=== Data shown ===

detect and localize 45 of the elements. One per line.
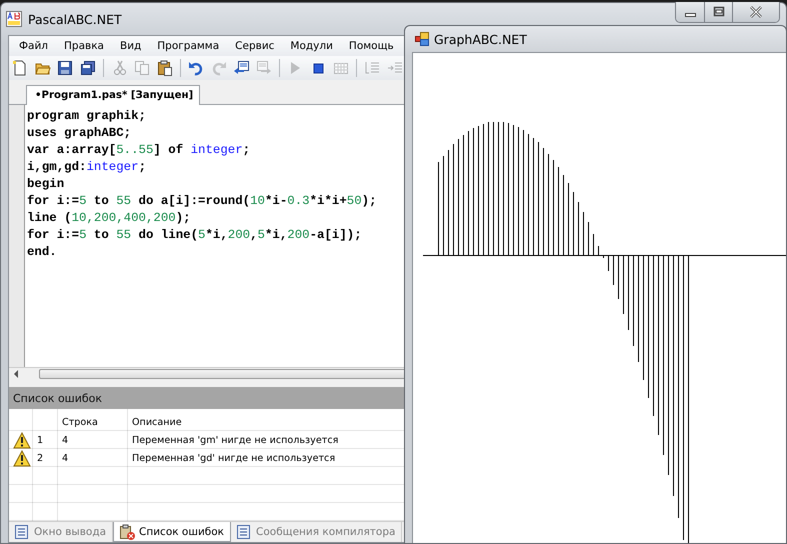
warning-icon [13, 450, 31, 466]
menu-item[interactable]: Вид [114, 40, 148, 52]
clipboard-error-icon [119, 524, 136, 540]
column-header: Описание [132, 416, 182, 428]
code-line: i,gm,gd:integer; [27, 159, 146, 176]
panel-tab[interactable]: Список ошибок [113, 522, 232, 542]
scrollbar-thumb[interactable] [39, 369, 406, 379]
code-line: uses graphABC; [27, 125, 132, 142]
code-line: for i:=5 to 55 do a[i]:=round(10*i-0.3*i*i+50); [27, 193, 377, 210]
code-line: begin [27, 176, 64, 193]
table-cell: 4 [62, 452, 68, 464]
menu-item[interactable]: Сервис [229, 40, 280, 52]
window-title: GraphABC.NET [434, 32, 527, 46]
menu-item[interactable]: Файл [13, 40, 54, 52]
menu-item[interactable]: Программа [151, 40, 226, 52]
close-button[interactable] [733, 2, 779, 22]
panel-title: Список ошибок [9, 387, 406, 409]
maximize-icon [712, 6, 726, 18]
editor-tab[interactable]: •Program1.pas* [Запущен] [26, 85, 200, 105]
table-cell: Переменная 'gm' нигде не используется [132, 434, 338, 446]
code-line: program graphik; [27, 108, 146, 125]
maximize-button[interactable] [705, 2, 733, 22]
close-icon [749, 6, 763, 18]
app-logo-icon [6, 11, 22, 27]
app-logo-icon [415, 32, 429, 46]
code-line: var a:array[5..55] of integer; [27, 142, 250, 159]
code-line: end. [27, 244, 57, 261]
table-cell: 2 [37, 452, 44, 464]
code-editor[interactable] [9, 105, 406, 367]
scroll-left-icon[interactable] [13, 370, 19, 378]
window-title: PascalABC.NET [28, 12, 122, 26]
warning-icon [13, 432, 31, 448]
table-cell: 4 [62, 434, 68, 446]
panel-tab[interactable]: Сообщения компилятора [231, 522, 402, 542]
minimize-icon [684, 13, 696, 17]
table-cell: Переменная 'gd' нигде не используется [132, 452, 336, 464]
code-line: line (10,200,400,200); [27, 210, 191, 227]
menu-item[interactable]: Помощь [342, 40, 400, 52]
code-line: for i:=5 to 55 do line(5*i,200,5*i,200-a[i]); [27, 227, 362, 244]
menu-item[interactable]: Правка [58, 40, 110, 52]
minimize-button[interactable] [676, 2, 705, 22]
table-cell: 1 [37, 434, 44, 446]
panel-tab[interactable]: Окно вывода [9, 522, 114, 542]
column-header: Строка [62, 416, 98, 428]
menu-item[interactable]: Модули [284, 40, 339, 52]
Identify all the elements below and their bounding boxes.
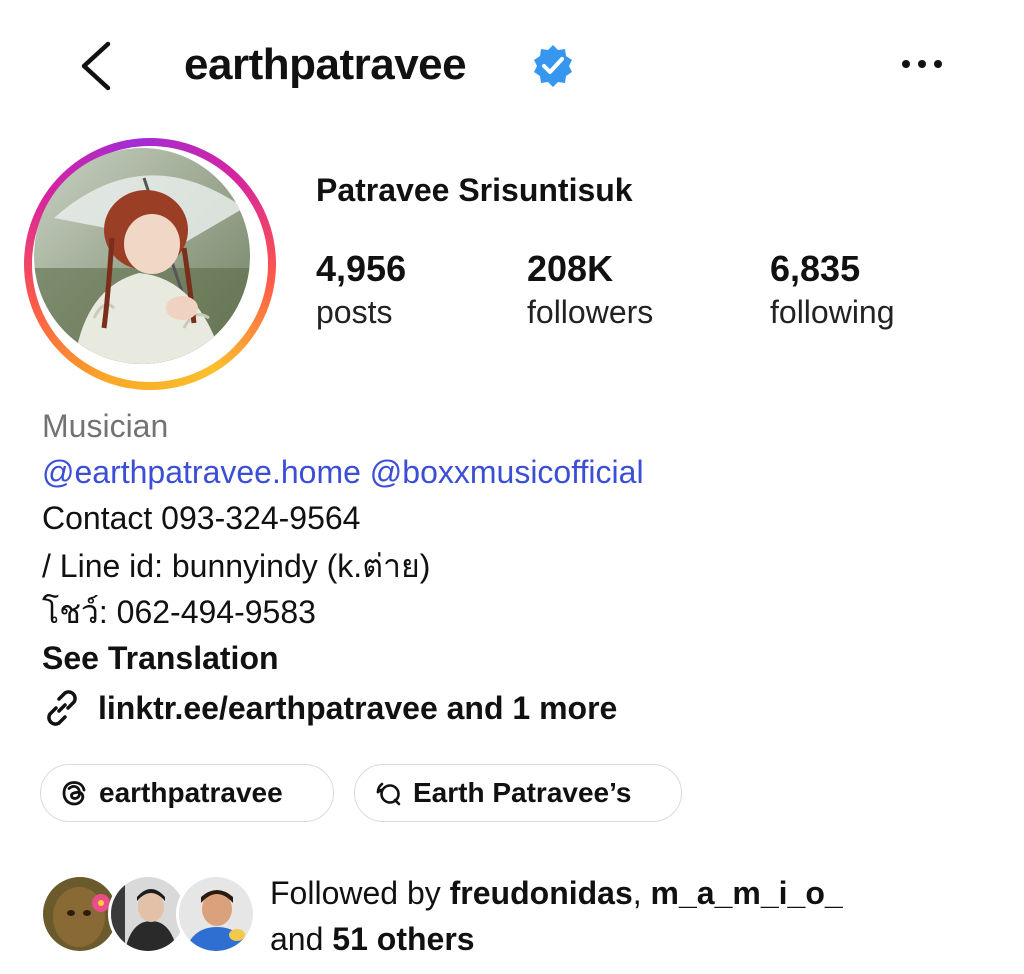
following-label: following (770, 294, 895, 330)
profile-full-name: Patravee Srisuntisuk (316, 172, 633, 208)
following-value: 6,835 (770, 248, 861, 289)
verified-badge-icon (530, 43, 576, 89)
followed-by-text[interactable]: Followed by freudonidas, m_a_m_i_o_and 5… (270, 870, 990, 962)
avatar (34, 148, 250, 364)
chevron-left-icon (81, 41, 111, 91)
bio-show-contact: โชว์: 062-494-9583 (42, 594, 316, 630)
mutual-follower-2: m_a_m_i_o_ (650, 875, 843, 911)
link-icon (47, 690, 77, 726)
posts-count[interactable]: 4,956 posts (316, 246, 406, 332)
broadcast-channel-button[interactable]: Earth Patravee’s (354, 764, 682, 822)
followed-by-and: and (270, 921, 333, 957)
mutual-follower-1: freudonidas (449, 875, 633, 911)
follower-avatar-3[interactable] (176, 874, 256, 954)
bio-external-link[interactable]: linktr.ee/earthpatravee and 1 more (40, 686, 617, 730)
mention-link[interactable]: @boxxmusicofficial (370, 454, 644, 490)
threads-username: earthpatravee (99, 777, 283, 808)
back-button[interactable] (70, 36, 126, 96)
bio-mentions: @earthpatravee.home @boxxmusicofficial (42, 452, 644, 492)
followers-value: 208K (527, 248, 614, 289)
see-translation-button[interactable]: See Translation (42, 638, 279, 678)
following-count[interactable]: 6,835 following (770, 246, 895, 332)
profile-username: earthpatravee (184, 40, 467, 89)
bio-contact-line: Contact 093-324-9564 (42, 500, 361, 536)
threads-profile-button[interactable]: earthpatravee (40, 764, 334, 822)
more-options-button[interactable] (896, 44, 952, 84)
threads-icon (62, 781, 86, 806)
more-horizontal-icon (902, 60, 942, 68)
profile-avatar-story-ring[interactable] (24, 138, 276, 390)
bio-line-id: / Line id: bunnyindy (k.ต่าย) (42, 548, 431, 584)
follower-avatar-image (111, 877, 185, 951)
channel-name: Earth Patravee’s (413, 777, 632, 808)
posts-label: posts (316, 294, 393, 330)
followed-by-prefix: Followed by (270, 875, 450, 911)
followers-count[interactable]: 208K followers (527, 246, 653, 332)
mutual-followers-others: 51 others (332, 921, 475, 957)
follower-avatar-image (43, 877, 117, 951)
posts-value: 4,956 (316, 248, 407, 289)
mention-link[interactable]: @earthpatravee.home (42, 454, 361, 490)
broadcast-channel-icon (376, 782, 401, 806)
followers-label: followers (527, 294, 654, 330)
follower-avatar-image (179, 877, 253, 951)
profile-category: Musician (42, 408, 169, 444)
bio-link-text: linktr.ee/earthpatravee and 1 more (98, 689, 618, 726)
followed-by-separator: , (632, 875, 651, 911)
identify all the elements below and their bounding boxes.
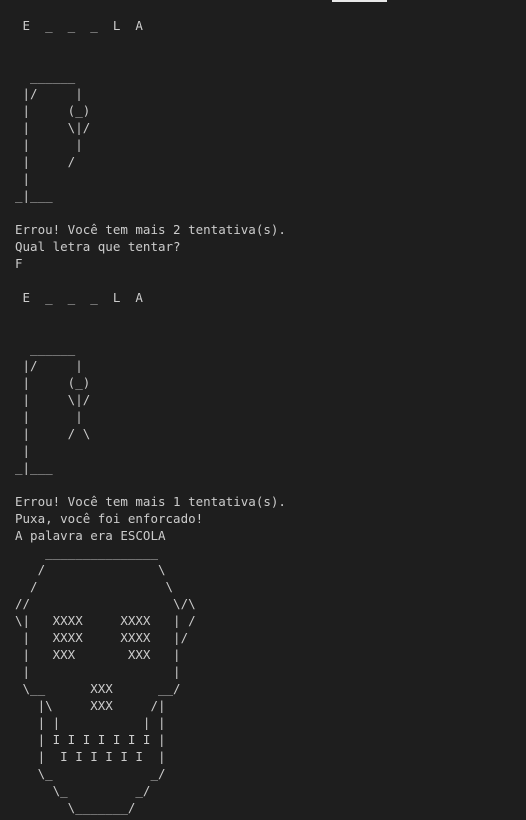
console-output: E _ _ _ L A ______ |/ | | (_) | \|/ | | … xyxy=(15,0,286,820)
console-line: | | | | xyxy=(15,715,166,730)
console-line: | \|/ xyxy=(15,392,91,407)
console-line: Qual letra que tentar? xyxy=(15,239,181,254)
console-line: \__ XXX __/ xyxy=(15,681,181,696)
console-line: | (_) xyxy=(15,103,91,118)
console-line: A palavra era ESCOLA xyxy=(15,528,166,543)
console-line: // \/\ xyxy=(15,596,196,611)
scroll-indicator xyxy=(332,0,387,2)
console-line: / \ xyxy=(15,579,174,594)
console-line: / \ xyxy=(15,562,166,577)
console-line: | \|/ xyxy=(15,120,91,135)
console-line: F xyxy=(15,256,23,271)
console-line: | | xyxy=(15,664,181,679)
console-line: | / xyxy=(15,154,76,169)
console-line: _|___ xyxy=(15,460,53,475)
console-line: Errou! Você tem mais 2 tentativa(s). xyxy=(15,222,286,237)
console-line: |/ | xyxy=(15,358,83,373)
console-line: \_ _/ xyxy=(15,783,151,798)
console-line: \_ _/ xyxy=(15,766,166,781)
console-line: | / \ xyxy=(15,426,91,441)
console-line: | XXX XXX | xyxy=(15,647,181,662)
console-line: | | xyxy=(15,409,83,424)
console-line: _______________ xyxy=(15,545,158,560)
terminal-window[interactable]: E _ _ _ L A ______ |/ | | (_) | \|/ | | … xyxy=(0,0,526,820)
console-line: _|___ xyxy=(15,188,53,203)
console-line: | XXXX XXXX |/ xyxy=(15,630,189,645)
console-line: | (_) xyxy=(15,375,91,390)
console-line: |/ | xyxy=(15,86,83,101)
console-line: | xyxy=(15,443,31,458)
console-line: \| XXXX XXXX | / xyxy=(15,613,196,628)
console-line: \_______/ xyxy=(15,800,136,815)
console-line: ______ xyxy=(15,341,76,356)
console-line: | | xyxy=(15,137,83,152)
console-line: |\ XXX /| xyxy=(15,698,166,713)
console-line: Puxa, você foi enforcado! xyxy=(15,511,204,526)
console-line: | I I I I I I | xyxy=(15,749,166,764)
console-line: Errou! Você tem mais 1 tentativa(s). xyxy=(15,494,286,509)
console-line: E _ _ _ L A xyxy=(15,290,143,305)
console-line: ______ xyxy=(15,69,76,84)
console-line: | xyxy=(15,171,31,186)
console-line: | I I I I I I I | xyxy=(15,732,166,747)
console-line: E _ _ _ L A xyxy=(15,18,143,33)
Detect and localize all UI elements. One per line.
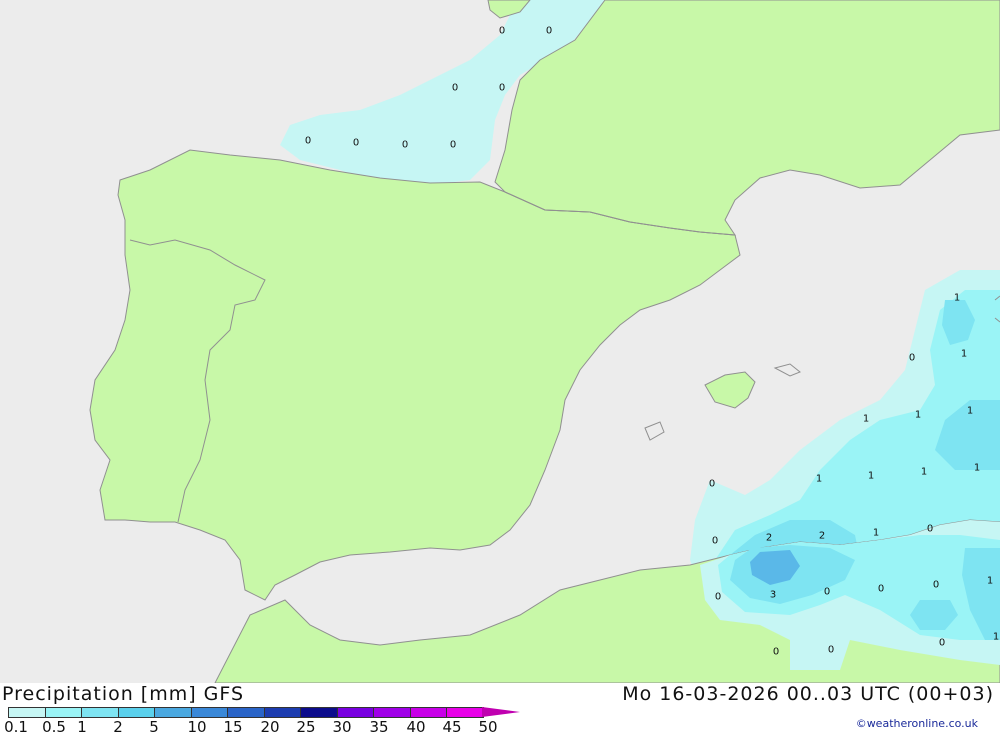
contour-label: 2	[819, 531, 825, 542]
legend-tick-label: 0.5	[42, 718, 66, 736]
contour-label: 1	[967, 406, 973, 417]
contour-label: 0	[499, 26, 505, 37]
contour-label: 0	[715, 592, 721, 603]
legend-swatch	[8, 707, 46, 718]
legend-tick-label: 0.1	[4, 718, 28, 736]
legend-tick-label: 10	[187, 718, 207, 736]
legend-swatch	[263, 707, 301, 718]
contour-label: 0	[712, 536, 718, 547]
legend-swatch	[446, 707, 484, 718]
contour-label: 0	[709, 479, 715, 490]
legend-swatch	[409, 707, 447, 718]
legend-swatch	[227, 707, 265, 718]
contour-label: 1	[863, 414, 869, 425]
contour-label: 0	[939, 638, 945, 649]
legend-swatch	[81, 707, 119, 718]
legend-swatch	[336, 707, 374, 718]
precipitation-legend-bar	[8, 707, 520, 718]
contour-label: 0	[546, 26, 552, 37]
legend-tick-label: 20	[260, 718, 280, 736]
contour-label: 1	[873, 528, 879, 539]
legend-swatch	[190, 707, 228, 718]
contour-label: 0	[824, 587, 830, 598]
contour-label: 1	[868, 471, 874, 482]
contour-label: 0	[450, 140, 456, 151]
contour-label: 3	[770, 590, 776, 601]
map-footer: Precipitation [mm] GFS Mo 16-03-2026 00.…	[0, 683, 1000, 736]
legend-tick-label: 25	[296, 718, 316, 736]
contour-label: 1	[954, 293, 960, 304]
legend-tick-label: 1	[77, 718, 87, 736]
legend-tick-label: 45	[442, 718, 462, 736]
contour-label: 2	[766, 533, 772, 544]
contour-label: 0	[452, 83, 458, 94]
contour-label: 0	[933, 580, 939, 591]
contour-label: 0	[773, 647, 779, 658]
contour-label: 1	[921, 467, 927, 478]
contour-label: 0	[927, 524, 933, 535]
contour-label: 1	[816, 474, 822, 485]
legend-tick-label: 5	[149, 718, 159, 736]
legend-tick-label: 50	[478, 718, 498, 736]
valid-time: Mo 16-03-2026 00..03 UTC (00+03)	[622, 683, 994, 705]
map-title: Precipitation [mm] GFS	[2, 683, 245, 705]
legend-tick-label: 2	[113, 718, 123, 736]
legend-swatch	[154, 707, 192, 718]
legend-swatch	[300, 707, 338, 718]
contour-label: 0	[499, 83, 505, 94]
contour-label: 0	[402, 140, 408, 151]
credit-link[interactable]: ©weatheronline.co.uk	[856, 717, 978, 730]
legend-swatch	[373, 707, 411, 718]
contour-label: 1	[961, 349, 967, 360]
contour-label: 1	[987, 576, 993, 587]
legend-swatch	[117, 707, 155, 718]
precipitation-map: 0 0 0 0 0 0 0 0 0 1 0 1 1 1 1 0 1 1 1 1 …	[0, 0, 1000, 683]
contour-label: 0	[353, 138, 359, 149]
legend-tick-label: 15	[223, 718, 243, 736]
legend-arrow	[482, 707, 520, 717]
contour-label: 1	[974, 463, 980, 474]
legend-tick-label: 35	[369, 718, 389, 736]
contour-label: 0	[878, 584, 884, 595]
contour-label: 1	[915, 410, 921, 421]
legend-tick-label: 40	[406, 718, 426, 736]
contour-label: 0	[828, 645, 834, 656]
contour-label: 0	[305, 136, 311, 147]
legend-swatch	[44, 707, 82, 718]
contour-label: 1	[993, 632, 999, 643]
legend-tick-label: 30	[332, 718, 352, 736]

===

> **Exercise aim**: Extract every line above that contains the word "bounding", matching its case exactly.

> **Expected answer**:
Identify all the elements below and their bounding boxes.
identify all the elements below and their bounding boxes.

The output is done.